▸ SUPPLIED DATA
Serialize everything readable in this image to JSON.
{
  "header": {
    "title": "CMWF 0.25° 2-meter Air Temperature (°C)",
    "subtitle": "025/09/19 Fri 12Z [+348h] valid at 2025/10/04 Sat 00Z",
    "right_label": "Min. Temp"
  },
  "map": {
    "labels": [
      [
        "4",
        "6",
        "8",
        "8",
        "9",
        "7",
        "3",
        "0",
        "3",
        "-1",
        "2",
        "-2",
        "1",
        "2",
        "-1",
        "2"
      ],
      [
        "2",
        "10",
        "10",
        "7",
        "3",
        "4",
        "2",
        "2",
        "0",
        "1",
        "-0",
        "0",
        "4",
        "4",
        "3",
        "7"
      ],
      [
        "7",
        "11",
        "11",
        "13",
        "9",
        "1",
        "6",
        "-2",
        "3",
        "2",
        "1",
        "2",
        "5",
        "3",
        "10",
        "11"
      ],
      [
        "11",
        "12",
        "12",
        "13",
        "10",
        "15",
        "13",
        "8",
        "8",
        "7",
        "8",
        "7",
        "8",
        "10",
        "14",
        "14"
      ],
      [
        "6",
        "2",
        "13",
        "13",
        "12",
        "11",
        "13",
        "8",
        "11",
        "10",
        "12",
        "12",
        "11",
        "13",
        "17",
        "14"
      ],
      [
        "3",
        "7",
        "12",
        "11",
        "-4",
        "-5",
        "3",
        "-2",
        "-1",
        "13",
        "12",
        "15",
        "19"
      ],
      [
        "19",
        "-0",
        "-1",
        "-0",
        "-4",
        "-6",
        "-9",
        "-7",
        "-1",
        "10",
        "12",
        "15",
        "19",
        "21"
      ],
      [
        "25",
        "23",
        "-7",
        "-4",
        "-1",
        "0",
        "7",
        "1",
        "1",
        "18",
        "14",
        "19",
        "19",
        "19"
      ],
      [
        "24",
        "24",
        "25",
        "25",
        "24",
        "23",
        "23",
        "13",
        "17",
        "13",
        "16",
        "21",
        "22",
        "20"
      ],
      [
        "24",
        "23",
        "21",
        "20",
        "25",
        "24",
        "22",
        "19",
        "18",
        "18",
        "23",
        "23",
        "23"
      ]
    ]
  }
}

▸ TASK REQUIREMENTS
The records above must be output exactly, in full.

▸ THE ANSWER
Serialize everything readable in this image to JSON.
{
  "header": {
    "title": "CMWF 0.25° 2-meter Air Temperature (°C)",
    "subtitle": "025/09/19 Fri 12Z [+348h] valid at 2025/10/04 Sat 00Z",
    "right_label": "Min. Temp"
  },
  "map": {
    "labels": [
      [
        "4",
        "6",
        "8",
        "8",
        "9",
        "7",
        "3",
        "0",
        "3",
        "-1",
        "2",
        "-2",
        "1",
        "2",
        "-1",
        "2"
      ],
      [
        "2",
        "10",
        "10",
        "7",
        "3",
        "4",
        "2",
        "2",
        "0",
        "1",
        "-0",
        "0",
        "4",
        "4",
        "3",
        "7"
      ],
      [
        "7",
        "11",
        "11",
        "13",
        "9",
        "1",
        "6",
        "-2",
        "3",
        "2",
        "1",
        "2",
        "5",
        "3",
        "10",
        "11"
      ],
      [
        "11",
        "12",
        "12",
        "13",
        "10",
        "15",
        "13",
        "8",
        "8",
        "7",
        "8",
        "7",
        "8",
        "10",
        "14",
        "14"
      ],
      [
        "6",
        "2",
        "13",
        "13",
        "12",
        "11",
        "13",
        "8",
        "11",
        "10",
        "12",
        "12",
        "11",
        "13",
        "17",
        "14"
      ],
      [
        "3",
        "7",
        "12",
        "11",
        "-4",
        "-5",
        "3",
        "-2",
        "-1",
        "13",
        "12",
        "15",
        "19"
      ],
      [
        "19",
        "-0",
        "-1",
        "-0",
        "-4",
        "-6",
        "-9",
        "-7",
        "-1",
        "10",
        "12",
        "15",
        "19",
        "21"
      ],
      [
        "25",
        "23",
        "-7",
        "-4",
        "-1",
        "0",
        "7",
        "1",
        "1",
        "18",
        "14",
        "19",
        "19",
        "19"
      ],
      [
        "24",
        "24",
        "25",
        "25",
        "24",
        "23",
        "23",
        "13",
        "17",
        "13",
        "16",
        "21",
        "22",
        "20"
      ],
      [
        "24",
        "23",
        "21",
        "20",
        "25",
        "24",
        "22",
        "19",
        "18",
        "18",
        "23",
        "23",
        "23"
      ]
    ]
  }
}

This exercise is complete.